> AUFGABE
Übersetzen Sie diesen Satz aus dem Text über Georg Cloerkes ins Englische: „Cloerkes kommuniziert am Rechner mit Blindenschrift und mit Buchstaben in der Größe von Streichholzschachteln, die er erkennen kann.“

> VORGEGEBENER TEXT
►

Manchmal hampelt er plötzlich los, tippt im Stakkato in die Handflächen, das Gesicht spricht mit, bühnenreif. Ein bisschen wirkt er wie Mr. Bean. Er sei ein großartiger Pantomime, wollen wir ihm sagen. „Das muss ich anders erklären“, sagt die Assistentin. Und schreibt sehr länglich in seine Hände. Plötzlich strahlt Georg Cloerkes. „Pan-to-mi-me – ja.“ Die Assistentin ahnte nicht, dass er das Wort kennt und sich so freuen würde.

„Als Kind waren in der Schule Gebärden für Taube verboten“, erinnert sich Cloerkes mit empörtem Gesichtsausdruck. „Umso lieber hab ich das dann zu Hause gemacht. Ich bin gern Schauspieler, habe eine gute Vorstellungskraft. Viele Menschen haben so eine starre Gesichtshaltung, nicht nur Blinde“, sagt er. Man schreibt den Satz beeindruckt auf und fragt sich später, woher weiß er das?

Extrem reduzierte Welt

Das gelormte Gespräch klappt mittlerweile gut. Es übersteigt aber die Vorstellungskraft, wie sich ein Taubblinder fühlt. Man kann das nachstellen: Augen verbinden, Ohren zuhalten. Schon das fühlt sich scheußlich an. Nur, man hat ja eben noch gesehen, gehört, wo man ist. Taubblinde leben oft seit Jahrzehnten in ihrer extrem reduzierten Welt. Und Cloerkes hat noch Glück: Er hat verblasste Erinnerungen an die Umwelt aus seiner Kindheit.

Die Kommunikation geht manchmal ins Leere. Etwa die Frage, ob er die WM 2014 verfolgt habe ähnlich dem taubblinden Fan in Brasilien, der sich das Geschehen im Stadion live lormen ließ. Nein, Fußball „ist nicht meins“, lässt Cloerkes wissen. Frage an die Assistentin, was ihn sonst begeistert. Sie bleibt strikt professionell: „Das müssen Sie ihn schon selbst fragen.“ Sie will auch nicht namentlich genannt werden. „Es geht doch um ihn.“

Cloerkes kommuniziert am Rechner mit Blindenschrift und mit Buchstaben in der Größe von Streichholzschachteln, die er erkennen kann. Er nutzt das Internet, liest und schreibt Mails. Und er ist ein bisschen der Erfinder der Szene, ihr Freizeitgestalter und Sozialarbeiter: „Taubblinde müssen sich mehr zutrauen.“ Cloerkes organisiert Sportveranstaltungen für Taubblinde, etwa ein spezielles Basketballspiel mit dem Langstock, aber ohne Ball.

◄

> BEREITGESTELLTES MATERIAL
►

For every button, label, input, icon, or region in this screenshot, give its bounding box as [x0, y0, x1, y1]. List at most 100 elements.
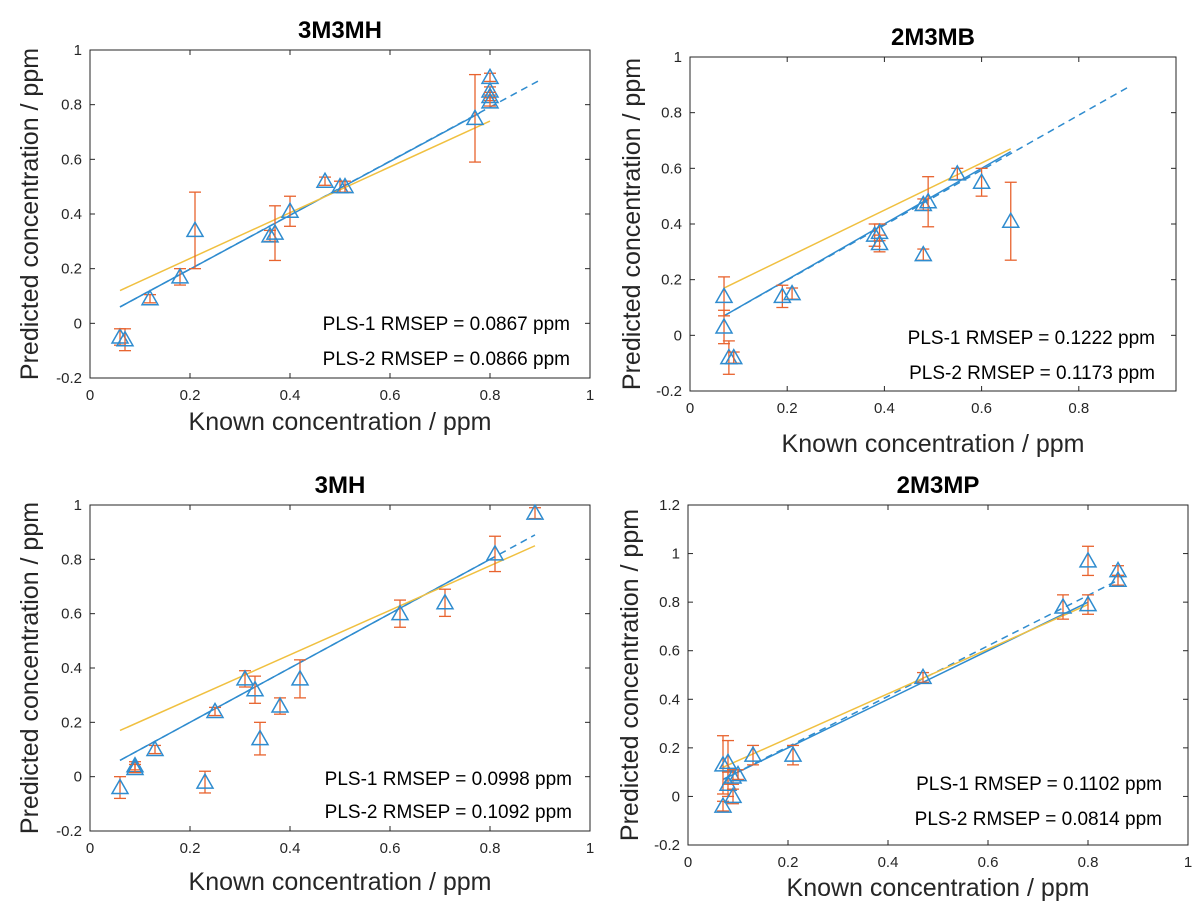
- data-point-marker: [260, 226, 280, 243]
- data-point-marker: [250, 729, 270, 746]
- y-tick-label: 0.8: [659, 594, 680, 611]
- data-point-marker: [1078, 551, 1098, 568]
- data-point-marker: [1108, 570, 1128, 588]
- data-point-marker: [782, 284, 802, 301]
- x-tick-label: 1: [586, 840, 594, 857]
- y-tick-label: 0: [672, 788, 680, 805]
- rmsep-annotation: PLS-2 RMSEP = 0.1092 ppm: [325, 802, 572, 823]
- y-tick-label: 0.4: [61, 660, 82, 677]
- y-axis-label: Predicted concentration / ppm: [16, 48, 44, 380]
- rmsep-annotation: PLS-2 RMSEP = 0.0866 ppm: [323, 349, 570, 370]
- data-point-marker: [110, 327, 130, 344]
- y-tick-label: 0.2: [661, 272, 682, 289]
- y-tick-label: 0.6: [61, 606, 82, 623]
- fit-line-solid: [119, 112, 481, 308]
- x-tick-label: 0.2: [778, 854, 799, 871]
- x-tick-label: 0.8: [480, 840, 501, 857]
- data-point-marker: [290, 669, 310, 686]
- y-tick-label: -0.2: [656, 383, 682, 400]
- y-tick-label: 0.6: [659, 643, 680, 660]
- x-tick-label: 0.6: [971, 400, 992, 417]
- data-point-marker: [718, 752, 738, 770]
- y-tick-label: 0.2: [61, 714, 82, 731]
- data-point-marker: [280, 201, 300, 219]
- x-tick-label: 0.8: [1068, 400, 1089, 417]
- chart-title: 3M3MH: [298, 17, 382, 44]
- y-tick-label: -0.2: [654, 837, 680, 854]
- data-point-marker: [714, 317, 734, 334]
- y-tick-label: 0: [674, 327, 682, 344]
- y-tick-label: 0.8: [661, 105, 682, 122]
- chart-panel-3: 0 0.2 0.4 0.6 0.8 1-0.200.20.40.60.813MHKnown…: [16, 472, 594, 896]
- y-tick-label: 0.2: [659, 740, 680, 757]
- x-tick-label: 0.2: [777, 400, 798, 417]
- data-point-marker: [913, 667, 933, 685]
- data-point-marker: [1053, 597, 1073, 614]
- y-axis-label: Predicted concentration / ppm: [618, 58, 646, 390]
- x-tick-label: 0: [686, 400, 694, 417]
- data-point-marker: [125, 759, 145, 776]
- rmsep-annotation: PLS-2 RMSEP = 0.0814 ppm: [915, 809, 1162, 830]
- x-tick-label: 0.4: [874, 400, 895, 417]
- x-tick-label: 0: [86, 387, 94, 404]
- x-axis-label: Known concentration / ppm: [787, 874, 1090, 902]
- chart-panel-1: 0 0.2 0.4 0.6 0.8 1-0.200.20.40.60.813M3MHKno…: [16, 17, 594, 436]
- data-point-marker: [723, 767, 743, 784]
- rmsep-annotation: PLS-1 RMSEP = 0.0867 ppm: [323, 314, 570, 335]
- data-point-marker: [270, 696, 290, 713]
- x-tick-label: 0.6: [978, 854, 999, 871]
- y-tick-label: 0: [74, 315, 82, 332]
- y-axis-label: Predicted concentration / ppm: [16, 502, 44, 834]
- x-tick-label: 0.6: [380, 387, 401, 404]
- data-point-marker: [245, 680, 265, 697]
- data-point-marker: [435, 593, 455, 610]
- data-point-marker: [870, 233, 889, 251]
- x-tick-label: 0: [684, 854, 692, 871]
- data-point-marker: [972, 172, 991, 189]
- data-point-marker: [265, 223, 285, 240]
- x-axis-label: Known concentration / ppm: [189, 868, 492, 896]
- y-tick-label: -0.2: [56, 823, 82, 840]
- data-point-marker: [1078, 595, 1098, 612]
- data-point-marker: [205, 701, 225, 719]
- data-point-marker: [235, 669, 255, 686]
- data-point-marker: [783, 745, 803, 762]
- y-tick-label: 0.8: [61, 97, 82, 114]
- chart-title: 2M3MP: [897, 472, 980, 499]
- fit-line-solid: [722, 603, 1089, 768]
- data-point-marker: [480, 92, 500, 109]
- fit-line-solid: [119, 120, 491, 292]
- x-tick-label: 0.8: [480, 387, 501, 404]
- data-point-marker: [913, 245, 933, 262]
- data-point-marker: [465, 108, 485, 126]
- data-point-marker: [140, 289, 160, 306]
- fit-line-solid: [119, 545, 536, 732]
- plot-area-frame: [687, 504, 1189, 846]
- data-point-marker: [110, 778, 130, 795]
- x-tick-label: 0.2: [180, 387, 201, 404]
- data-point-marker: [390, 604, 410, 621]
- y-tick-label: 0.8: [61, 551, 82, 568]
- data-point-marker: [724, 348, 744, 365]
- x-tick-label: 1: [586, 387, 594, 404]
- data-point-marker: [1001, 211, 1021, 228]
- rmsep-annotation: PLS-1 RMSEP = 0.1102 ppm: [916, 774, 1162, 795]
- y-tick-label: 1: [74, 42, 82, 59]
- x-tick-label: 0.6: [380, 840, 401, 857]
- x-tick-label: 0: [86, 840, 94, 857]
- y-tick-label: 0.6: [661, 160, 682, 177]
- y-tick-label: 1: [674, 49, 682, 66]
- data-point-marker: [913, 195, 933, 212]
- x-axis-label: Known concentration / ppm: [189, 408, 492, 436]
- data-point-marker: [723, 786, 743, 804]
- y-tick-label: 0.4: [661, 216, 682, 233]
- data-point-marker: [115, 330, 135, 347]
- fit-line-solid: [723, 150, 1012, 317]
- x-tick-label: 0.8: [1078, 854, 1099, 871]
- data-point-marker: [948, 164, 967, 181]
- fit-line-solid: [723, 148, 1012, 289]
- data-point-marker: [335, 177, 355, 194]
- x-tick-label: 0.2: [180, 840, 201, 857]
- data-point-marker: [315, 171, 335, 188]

◄

> VOLLSTÄNDIGE ANTWORT
At the computer, Cloerkes communicates using Braille and letters the size of matchboxes, which he is able to recognize.